Stored items:
---*---
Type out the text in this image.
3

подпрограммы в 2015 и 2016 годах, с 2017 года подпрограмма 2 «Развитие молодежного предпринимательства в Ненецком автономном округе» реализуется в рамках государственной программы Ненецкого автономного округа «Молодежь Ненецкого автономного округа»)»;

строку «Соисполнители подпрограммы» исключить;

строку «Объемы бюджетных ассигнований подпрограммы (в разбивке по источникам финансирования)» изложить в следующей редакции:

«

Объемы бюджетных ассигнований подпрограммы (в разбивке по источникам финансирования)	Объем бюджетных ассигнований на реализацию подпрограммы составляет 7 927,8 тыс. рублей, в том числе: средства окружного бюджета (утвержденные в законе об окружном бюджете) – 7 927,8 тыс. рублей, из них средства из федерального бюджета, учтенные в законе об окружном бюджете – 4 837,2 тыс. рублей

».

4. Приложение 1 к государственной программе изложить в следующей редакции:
---*---
Given instruction: All of the data above should be transcribed exactly.

Result of this task:
Type out the text in this image.
3

подпрограммы в 2015 и 2016 годах, с 2017 года подпрограмма 2 «Развитие молодежного предпринимательства в Ненецком автономном округе» реализуется в рамках государственной программы Ненецкого автономного округа «Молодежь Ненецкого автономного округа»)»;

строку «Соисполнители подпрограммы» исключить;

строку «Объемы бюджетных ассигнований подпрограммы (в разбивке по источникам финансирования)» изложить в следующей редакции:

«

Объемы бюджетных ассигнований подпрограммы (в разбивке по источникам финансирования)	Объем бюджетных ассигнований на реализацию подпрограммы составляет 7 927,8 тыс. рублей, в том числе: средства окружного бюджета (утвержденные в законе об окружном бюджете) – 7 927,8 тыс. рублей, из них средства из федерального бюджета, учтенные в законе об окружном бюджете – 4 837,2 тыс. рублей

».

4. Приложение 1 к государственной программе изложить в следующей редакции:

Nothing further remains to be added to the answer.